* Given exercise *
Return all of the data exactly as given.

* Task material *
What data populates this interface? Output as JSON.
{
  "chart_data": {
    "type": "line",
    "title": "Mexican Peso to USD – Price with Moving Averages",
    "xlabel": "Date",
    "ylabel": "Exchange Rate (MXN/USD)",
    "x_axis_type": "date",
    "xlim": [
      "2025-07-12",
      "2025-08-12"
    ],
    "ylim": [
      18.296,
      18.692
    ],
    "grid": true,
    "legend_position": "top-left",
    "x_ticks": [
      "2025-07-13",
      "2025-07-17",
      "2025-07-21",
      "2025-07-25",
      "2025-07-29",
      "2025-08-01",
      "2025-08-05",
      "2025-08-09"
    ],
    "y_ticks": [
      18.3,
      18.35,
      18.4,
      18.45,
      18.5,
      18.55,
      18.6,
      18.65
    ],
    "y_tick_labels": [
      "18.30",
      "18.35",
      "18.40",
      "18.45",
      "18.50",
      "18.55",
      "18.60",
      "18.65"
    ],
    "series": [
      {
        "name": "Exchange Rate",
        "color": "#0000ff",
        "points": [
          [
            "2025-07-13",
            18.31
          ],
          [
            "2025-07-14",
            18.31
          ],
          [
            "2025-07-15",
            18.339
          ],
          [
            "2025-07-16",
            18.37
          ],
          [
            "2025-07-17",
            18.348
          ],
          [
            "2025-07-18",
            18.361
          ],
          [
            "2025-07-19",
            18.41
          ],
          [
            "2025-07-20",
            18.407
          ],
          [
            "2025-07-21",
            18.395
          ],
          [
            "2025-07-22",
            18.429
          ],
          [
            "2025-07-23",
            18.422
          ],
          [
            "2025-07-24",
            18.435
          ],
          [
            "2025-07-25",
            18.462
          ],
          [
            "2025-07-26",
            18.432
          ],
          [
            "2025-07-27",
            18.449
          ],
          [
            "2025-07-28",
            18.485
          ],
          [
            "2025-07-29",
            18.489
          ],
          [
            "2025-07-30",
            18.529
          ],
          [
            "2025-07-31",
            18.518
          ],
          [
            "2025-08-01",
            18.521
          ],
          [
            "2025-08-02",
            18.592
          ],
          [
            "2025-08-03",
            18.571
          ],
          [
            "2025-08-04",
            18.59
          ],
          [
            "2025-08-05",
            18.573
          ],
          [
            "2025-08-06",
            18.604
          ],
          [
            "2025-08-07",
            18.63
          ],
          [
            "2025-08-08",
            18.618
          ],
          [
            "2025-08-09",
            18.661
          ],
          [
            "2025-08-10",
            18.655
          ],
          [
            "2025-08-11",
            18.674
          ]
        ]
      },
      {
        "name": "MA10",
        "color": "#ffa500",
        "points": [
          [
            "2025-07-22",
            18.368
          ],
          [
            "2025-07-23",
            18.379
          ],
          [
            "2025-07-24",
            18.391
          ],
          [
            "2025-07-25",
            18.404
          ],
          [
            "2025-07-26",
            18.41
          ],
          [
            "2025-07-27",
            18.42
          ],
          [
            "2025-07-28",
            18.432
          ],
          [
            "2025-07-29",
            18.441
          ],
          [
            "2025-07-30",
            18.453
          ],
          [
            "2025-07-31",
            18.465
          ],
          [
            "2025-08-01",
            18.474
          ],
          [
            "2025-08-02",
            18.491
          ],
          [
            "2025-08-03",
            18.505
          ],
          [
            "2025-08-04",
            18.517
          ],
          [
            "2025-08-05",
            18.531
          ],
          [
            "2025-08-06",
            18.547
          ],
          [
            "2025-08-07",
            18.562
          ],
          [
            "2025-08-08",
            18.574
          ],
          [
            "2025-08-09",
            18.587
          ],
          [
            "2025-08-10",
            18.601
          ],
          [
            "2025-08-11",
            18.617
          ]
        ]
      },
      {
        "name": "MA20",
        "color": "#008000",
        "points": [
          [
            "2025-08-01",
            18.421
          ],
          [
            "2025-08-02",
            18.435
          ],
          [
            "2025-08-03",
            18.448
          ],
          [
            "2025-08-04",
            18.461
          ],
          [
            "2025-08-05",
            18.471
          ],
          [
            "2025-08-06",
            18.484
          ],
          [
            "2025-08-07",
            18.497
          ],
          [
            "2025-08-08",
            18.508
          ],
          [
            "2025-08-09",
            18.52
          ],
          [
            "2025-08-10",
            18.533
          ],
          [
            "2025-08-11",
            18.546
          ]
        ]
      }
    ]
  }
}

* Output of the exercise *
What data populates this interface? Output as JSON.
{
  "chart_data": {
    "type": "line",
    "title": "Mexican Peso to USD – Price with Moving Averages",
    "xlabel": "Date",
    "ylabel": "Exchange Rate (MXN/USD)",
    "x_axis_type": "date",
    "xlim": [
      "2025-07-12",
      "2025-08-12"
    ],
    "ylim": [
      18.296,
      18.692
    ],
    "grid": true,
    "legend_position": "top-left",
    "x_ticks": [
      "2025-07-13",
      "2025-07-17",
      "2025-07-21",
      "2025-07-25",
      "2025-07-29",
      "2025-08-01",
      "2025-08-05",
      "2025-08-09"
    ],
    "y_ticks": [
      18.3,
      18.35,
      18.4,
      18.45,
      18.5,
      18.55,
      18.6,
      18.65
    ],
    "y_tick_labels": [
      "18.30",
      "18.35",
      "18.40",
      "18.45",
      "18.50",
      "18.55",
      "18.60",
      "18.65"
    ],
    "series": [
      {
        "name": "Exchange Rate",
        "color": "#0000ff",
        "points": [
          [
            "2025-07-13",
            18.31
          ],
          [
            "2025-07-14",
            18.31
          ],
          [
            "2025-07-15",
            18.339
          ],
          [
            "2025-07-16",
            18.37
          ],
          [
            "2025-07-17",
            18.348
          ],
          [
            "2025-07-18",
            18.361
          ],
          [
            "2025-07-19",
            18.41
          ],
          [
            "2025-07-20",
            18.407
          ],
          [
            "2025-07-21",
            18.395
          ],
          [
            "2025-07-22",
            18.429
          ],
          [
            "2025-07-23",
            18.422
          ],
          [
            "2025-07-24",
            18.435
          ],
          [
            "2025-07-25",
            18.462
          ],
          [
            "2025-07-26",
            18.432
          ],
          [
            "2025-07-27",
            18.449
          ],
          [
            "2025-07-28",
            18.485
          ],
          [
            "2025-07-29",
            18.489
          ],
          [
            "2025-07-30",
            18.529
          ],
          [
            "2025-07-31",
            18.518
          ],
          [
            "2025-08-01",
            18.521
          ],
          [
            "2025-08-02",
            18.592
          ],
          [
            "2025-08-03",
            18.571
          ],
          [
            "2025-08-04",
            18.59
          ],
          [
            "2025-08-05",
            18.573
          ],
          [
            "2025-08-06",
            18.604
          ],
          [
            "2025-08-07",
            18.63
          ],
          [
            "2025-08-08",
            18.618
          ],
          [
            "2025-08-09",
            18.661
          ],
          [
            "2025-08-10",
            18.655
          ],
          [
            "2025-08-11",
            18.674
          ]
        ]
      },
      {
        "name": "MA10",
        "color": "#ffa500",
        "points": [
          [
            "2025-07-22",
            18.368
          ],
          [
            "2025-07-23",
            18.379
          ],
          [
            "2025-07-24",
            18.391
          ],
          [
            "2025-07-25",
            18.404
          ],
          [
            "2025-07-26",
            18.41
          ],
          [
            "2025-07-27",
            18.42
          ],
          [
            "2025-07-28",
            18.432
          ],
          [
            "2025-07-29",
            18.441
          ],
          [
            "2025-07-30",
            18.453
          ],
          [
            "2025-07-31",
            18.465
          ],
          [
            "2025-08-01",
            18.474
          ],
          [
            "2025-08-02",
            18.491
          ],
          [
            "2025-08-03",
            18.505
          ],
          [
            "2025-08-04",
            18.517
          ],
          [
            "2025-08-05",
            18.531
          ],
          [
            "2025-08-06",
            18.547
          ],
          [
            "2025-08-07",
            18.562
          ],
          [
            "2025-08-08",
            18.574
          ],
          [
            "2025-08-09",
            18.587
          ],
          [
            "2025-08-10",
            18.601
          ],
          [
            "2025-08-11",
            18.617
          ]
        ]
      },
      {
        "name": "MA20",
        "color": "#008000",
        "points": [
          [
            "2025-08-01",
            18.421
          ],
          [
            "2025-08-02",
            18.435
          ],
          [
            "2025-08-03",
            18.448
          ],
          [
            "2025-08-04",
            18.461
          ],
          [
            "2025-08-05",
            18.471
          ],
          [
            "2025-08-06",
            18.484
          ],
          [
            "2025-08-07",
            18.497
          ],
          [
            "2025-08-08",
            18.508
          ],
          [
            "2025-08-09",
            18.52
          ],
          [
            "2025-08-10",
            18.533
          ],
          [
            "2025-08-11",
            18.546
          ]
        ]
      }
    ]
  }
}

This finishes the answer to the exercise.